Task to complete =>
Repeat every line exactly, keeping the pictures out of the copy.

Recorded information =>
************
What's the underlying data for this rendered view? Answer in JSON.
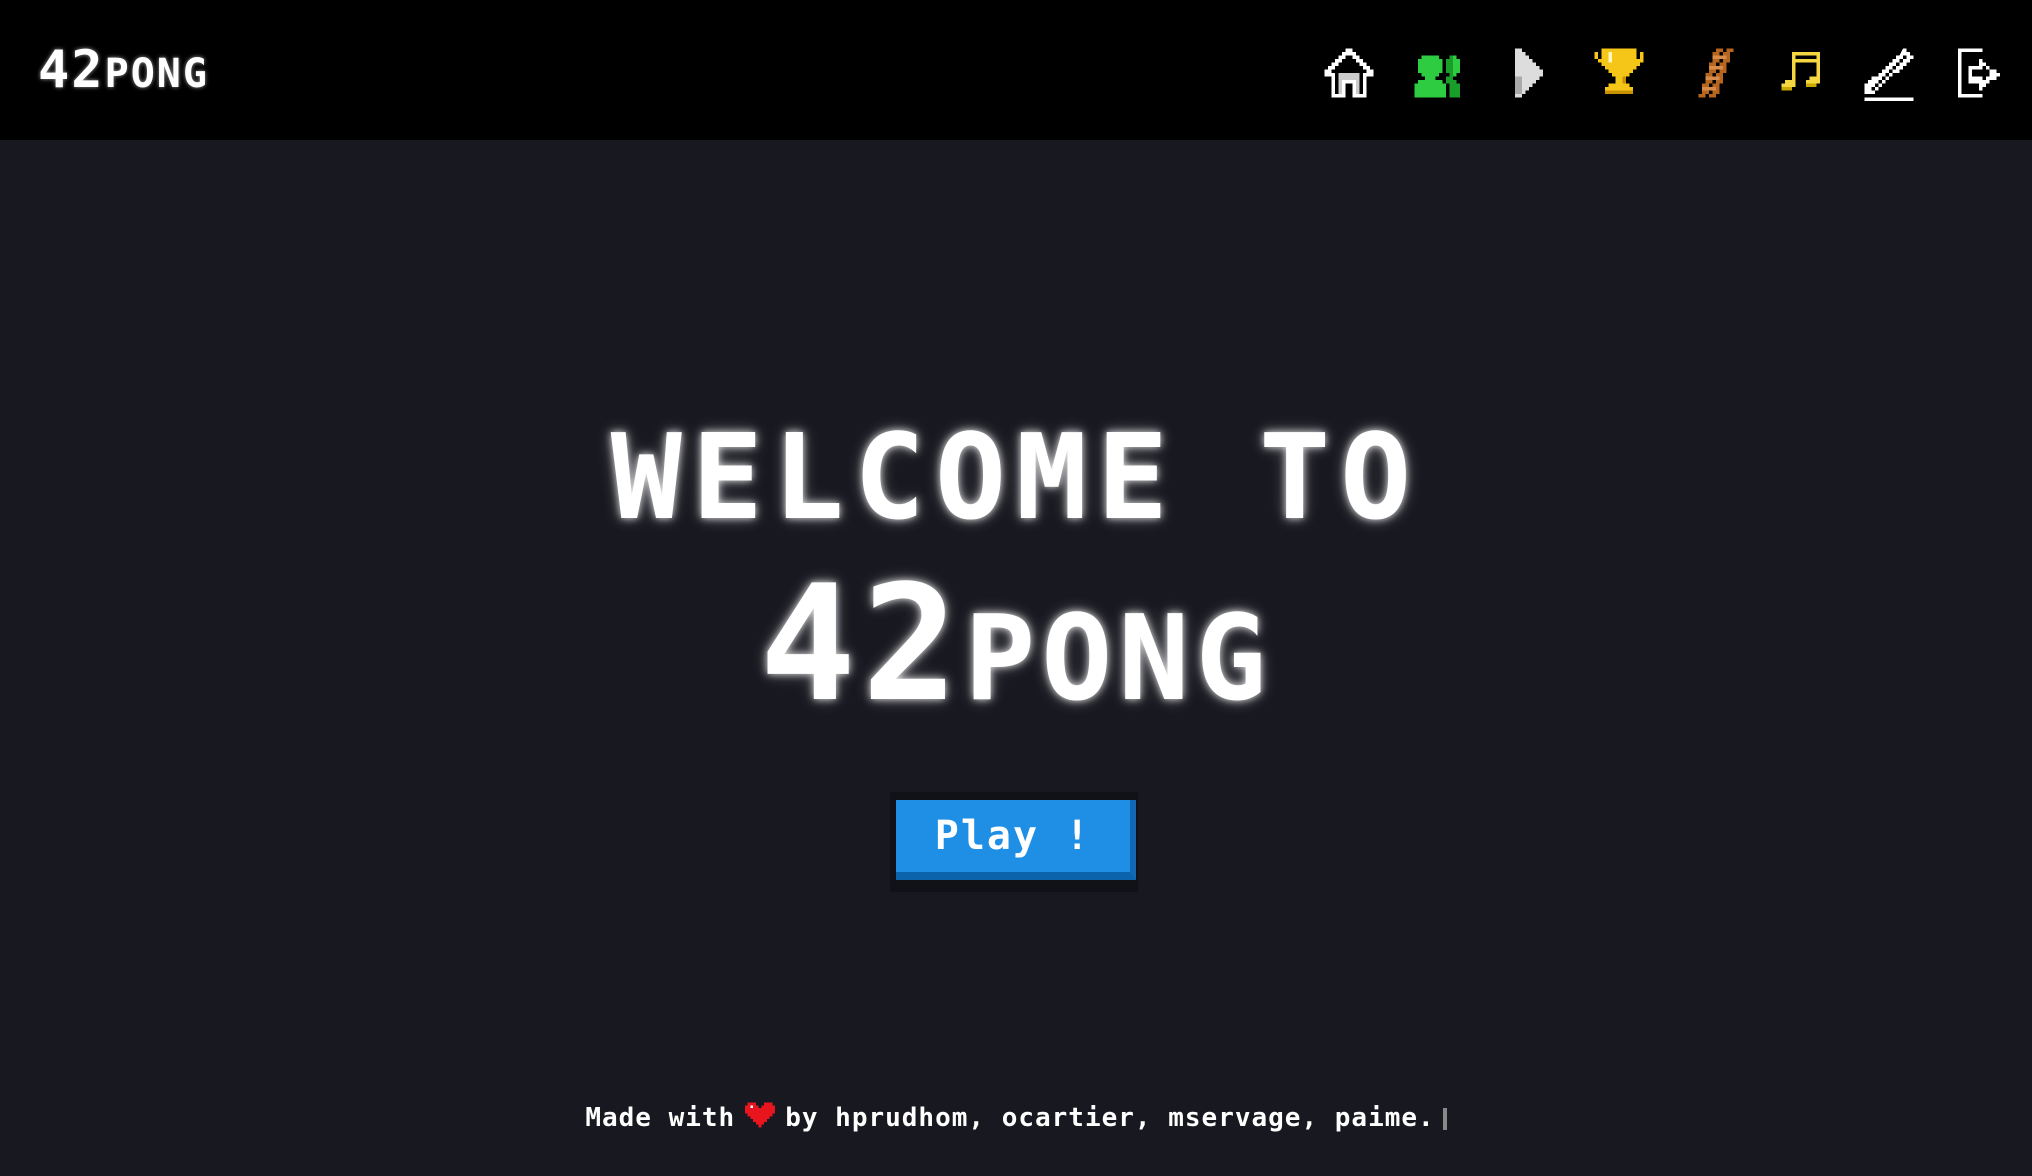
{
  "navbar": {
    "logo_number": "42",
    "logo_word": "PONG",
    "icons": [
      {
        "name": "home-icon",
        "label": "Home"
      },
      {
        "name": "friends-icon",
        "label": "Friends",
        "color": "#2ecc40"
      },
      {
        "name": "play-icon",
        "label": "Play",
        "color": "#dddddd"
      },
      {
        "name": "trophy-icon",
        "label": "Trophy",
        "color": "#f5c518"
      },
      {
        "name": "ladder-icon",
        "label": "Ladder",
        "color": "#b5651d"
      },
      {
        "name": "music-icon",
        "label": "Music",
        "color": "#f5d742"
      },
      {
        "name": "edit-icon",
        "label": "Edit"
      },
      {
        "name": "logout-icon",
        "label": "Logout"
      }
    ]
  },
  "main": {
    "headline_line1": "WELCOME TO",
    "headline_number": "42",
    "headline_word": "PONG",
    "play_button_label": "Play !"
  },
  "footer": {
    "prefix": "Made with",
    "suffix": "by hprudhom, ocartier, mservage, paime."
  },
  "colors": {
    "navbar_bg": "#000000",
    "page_bg": "#181920",
    "accent": "#1e8fe4",
    "heart": "#e8141e"
  }
}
************
Final result =>
What's the underlying data for this rendered view? Answer in JSON.
{
  "navbar": {
    "logo_number": "42",
    "logo_word": "PONG",
    "icons": [
      {
        "name": "home-icon",
        "label": "Home"
      },
      {
        "name": "friends-icon",
        "label": "Friends",
        "color": "#2ecc40"
      },
      {
        "name": "play-icon",
        "label": "Play",
        "color": "#dddddd"
      },
      {
        "name": "trophy-icon",
        "label": "Trophy",
        "color": "#f5c518"
      },
      {
        "name": "ladder-icon",
        "label": "Ladder",
        "color": "#b5651d"
      },
      {
        "name": "music-icon",
        "label": "Music",
        "color": "#f5d742"
      },
      {
        "name": "edit-icon",
        "label": "Edit"
      },
      {
        "name": "logout-icon",
        "label": "Logout"
      }
    ]
  },
  "main": {
    "headline_line1": "WELCOME TO",
    "headline_number": "42",
    "headline_word": "PONG",
    "play_button_label": "Play !"
  },
  "footer": {
    "prefix": "Made with",
    "suffix": "by hprudhom, ocartier, mservage, paime."
  },
  "colors": {
    "navbar_bg": "#000000",
    "page_bg": "#181920",
    "accent": "#1e8fe4",
    "heart": "#e8141e"
  }
}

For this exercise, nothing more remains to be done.